Exercise
Retype each record shown below, leaving every character as it is.
○ ○ ○ ○ ○
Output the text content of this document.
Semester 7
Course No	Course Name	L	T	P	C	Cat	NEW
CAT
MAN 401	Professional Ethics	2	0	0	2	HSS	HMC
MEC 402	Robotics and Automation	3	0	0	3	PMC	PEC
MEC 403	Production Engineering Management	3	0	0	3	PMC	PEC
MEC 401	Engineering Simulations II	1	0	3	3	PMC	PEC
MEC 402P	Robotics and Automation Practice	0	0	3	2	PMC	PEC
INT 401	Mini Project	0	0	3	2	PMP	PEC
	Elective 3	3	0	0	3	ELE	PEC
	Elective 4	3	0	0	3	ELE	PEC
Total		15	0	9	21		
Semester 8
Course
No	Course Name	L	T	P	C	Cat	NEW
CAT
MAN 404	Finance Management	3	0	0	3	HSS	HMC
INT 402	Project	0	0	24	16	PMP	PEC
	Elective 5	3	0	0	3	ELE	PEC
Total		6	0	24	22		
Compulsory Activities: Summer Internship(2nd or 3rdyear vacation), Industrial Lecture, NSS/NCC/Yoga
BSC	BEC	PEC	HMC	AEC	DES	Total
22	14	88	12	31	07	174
○ ○ ○ ○ ○
The solution
Output the text content of this document.
Semester 7
Course No	Course Name	L	T	P	C	Cat	NEW
CAT
MAN 401	Professional Ethics	2	0	0	2	HSS	HMC
MEC 402	Robotics and Automation	3	0	0	3	PMC	PEC
MEC 403	Production Engineering Management	3	0	0	3	PMC	PEC
MEC 401	Engineering Simulations II	1	0	3	3	PMC	PEC
MEC 402P	Robotics and Automation Practice	0	0	3	2	PMC	PEC
INT 401	Mini Project	0	0	3	2	PMP	PEC
	Elective 3	3	0	0	3	ELE	PEC
	Elective 4	3	0	0	3	ELE	PEC
Total		15	0	9	21		
Semester 8
Course
No	Course Name	L	T	P	C	Cat	NEW
CAT
MAN 404	Finance Management	3	0	0	3	HSS	HMC
INT 402	Project	0	0	24	16	PMP	PEC
	Elective 5	3	0	0	3	ELE	PEC
Total		6	0	24	22		
Compulsory Activities: Summer Internship(2nd or 3rdyear vacation), Industrial Lecture, NSS/NCC/Yoga
BSC	BEC	PEC	HMC	AEC	DES	Total
22	14	88	12	31	07	174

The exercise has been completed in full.